- To do
In the listing below, find every line with the string "content" and pull it out.
[Start Records for this task]
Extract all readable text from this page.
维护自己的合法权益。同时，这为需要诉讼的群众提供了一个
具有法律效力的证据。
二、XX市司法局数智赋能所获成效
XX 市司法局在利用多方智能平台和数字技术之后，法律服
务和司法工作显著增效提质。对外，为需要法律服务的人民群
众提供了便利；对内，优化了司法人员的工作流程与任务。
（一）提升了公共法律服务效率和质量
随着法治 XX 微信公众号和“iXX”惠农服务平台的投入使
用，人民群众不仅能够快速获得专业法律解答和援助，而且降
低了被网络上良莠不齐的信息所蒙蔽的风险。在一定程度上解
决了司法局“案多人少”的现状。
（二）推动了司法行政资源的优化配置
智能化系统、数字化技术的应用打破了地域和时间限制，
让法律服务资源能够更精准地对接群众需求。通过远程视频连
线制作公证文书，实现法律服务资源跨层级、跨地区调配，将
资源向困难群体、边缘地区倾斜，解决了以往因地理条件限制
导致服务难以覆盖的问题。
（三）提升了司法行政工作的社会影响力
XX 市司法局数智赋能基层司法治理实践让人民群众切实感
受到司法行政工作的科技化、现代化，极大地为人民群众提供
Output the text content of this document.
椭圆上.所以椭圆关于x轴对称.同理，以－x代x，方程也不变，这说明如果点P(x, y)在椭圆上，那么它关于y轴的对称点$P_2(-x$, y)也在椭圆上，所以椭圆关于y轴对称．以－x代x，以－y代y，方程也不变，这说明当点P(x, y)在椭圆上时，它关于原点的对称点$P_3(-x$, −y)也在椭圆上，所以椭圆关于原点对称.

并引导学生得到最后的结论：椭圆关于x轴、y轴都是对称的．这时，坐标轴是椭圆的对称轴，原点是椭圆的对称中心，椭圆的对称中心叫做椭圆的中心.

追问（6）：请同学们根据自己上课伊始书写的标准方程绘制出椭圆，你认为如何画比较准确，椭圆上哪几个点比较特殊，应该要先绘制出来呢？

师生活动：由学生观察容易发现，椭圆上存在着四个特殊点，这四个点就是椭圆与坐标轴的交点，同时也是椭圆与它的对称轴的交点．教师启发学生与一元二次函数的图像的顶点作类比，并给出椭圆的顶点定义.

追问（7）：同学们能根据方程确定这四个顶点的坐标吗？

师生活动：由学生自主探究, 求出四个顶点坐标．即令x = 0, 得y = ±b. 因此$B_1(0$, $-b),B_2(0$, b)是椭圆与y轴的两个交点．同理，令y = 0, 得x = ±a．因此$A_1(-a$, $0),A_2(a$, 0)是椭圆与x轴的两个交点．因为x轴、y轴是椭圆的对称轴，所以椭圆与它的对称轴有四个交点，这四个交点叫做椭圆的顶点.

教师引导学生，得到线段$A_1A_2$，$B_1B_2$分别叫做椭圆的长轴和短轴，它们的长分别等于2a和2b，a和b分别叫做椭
[End Records for this task]
[Start Records for this task]
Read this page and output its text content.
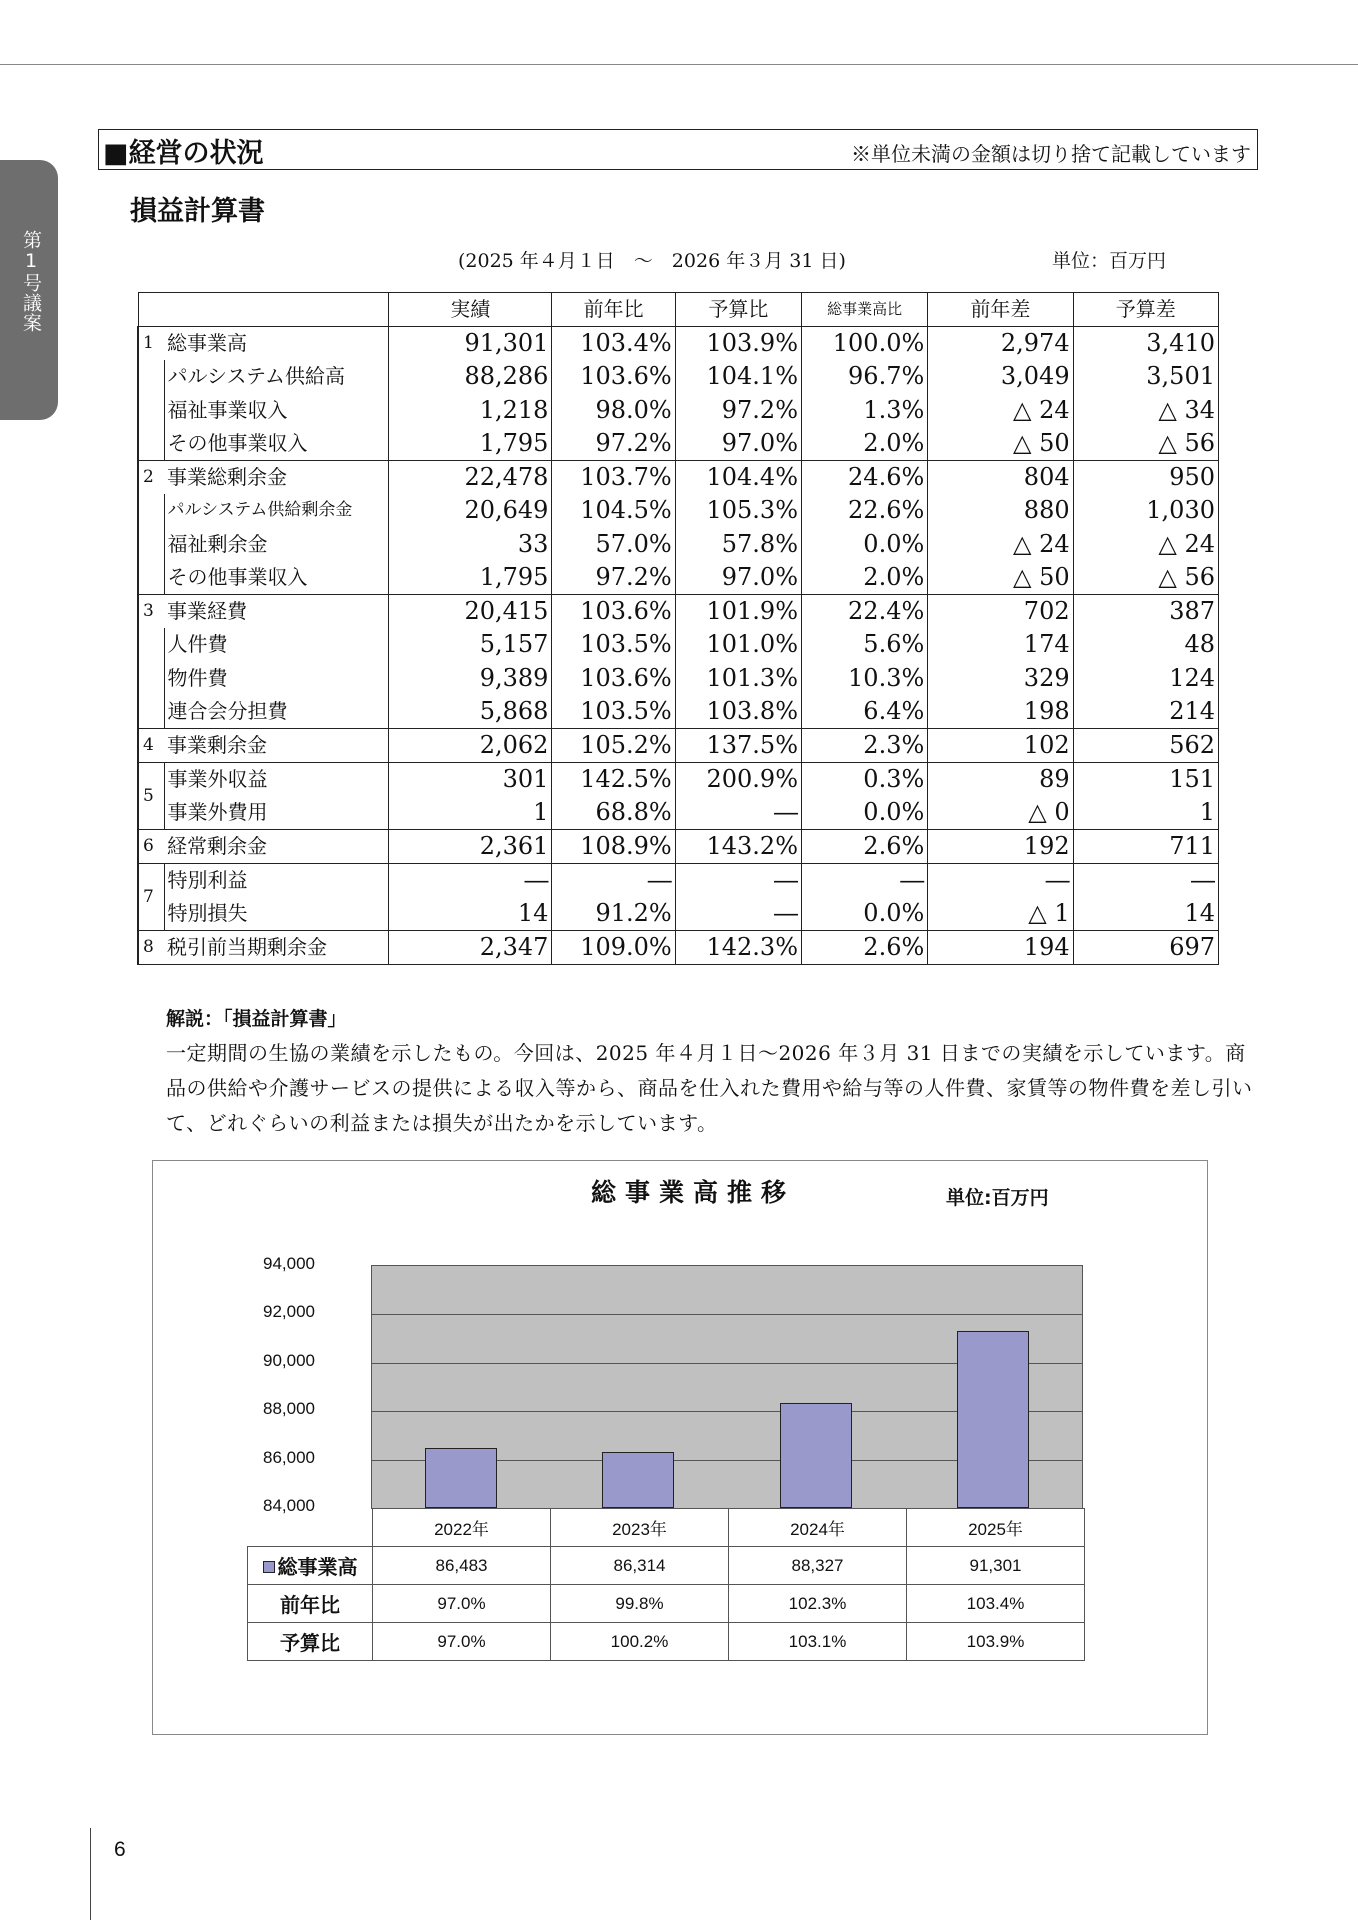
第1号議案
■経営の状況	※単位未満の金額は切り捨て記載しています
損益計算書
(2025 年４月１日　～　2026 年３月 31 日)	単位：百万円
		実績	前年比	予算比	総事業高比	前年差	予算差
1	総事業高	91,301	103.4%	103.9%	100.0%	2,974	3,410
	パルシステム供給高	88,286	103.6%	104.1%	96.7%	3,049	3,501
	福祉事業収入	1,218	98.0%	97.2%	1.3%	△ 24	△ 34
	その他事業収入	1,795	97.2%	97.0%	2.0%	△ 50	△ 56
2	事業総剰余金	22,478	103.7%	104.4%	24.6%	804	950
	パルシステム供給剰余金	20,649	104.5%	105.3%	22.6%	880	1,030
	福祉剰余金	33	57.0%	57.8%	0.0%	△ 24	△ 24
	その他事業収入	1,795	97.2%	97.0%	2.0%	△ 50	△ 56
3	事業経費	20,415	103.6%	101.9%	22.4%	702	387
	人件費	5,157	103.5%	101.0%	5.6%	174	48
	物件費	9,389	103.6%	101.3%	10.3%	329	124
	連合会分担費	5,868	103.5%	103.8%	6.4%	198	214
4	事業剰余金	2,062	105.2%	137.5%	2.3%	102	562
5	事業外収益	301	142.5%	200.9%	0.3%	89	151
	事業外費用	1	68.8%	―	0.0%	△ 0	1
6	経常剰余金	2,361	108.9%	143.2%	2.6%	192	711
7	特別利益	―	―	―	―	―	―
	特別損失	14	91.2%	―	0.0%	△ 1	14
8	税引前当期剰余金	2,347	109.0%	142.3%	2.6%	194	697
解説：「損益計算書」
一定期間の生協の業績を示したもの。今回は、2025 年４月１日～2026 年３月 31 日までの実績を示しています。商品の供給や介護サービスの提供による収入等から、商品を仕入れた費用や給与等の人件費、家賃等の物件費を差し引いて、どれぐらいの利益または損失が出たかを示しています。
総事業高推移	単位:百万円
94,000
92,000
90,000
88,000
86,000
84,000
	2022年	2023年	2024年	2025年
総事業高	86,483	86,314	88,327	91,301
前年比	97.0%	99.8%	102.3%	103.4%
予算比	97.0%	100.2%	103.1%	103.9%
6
[End Records for this task]
[Start Records for this task]
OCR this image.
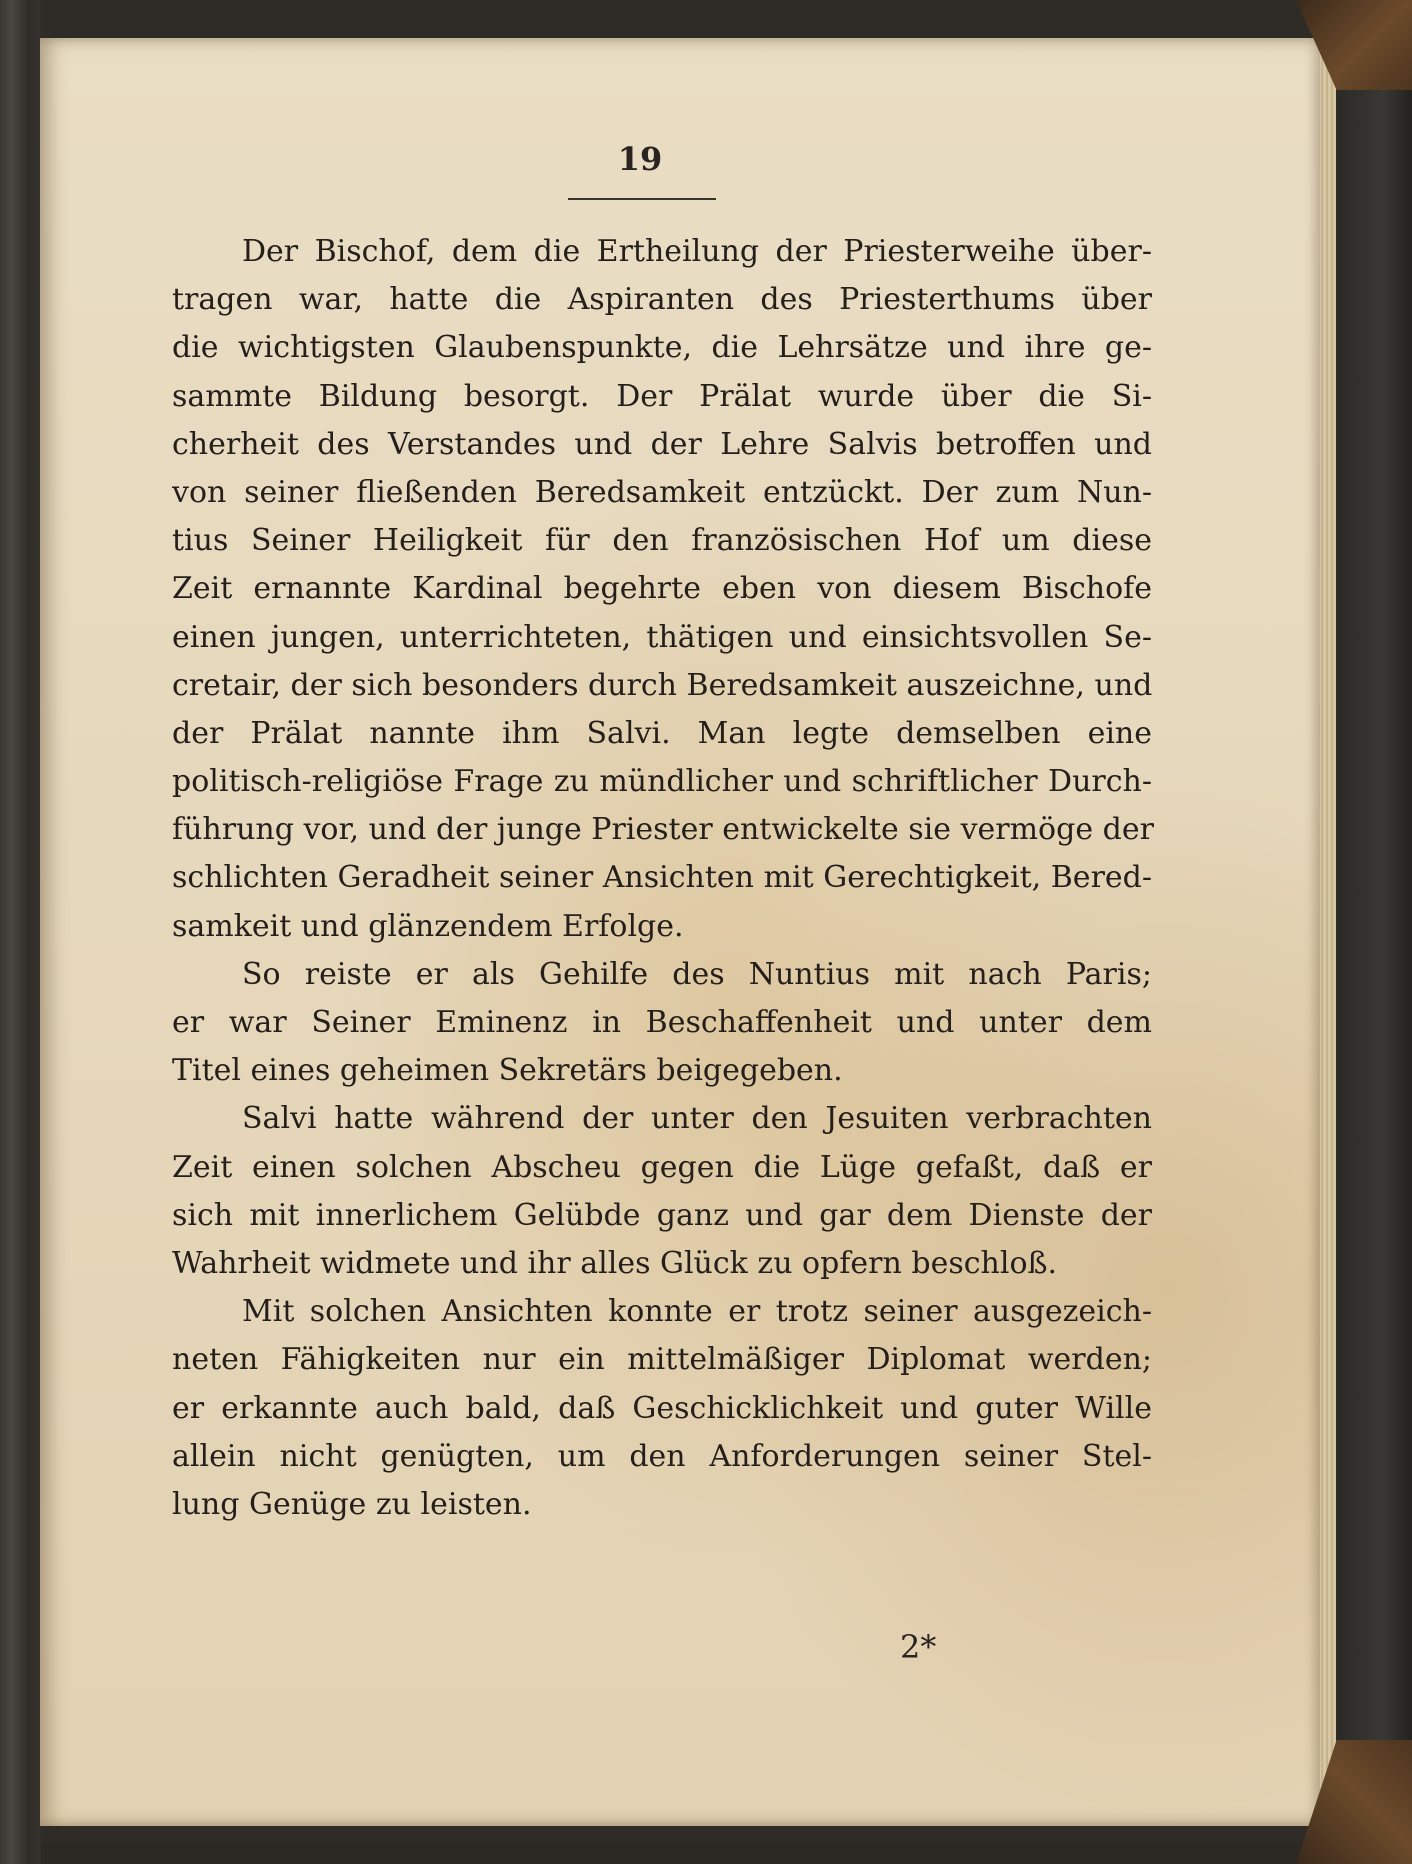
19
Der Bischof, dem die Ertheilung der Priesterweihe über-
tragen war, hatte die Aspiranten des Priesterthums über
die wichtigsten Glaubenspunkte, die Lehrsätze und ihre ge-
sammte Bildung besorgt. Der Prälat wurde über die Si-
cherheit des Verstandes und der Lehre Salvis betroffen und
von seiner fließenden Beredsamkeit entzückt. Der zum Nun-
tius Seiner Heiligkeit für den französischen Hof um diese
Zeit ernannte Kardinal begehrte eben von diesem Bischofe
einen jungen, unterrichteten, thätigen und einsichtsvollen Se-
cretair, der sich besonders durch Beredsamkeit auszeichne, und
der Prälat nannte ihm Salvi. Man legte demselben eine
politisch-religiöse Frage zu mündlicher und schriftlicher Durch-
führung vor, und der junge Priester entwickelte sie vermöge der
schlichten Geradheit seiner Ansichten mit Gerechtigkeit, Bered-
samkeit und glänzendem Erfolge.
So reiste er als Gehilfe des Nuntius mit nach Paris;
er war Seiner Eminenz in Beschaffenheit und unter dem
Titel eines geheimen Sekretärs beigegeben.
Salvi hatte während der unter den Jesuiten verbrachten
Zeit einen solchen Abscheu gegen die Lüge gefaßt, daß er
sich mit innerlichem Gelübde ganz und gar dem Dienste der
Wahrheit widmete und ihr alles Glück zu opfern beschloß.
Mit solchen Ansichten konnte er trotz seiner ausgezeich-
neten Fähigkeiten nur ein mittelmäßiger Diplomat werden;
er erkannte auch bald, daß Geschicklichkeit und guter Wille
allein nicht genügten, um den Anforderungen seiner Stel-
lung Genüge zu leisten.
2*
[End Records for this task]
- Response
Output the text content of this document.
Read this page and output its text content.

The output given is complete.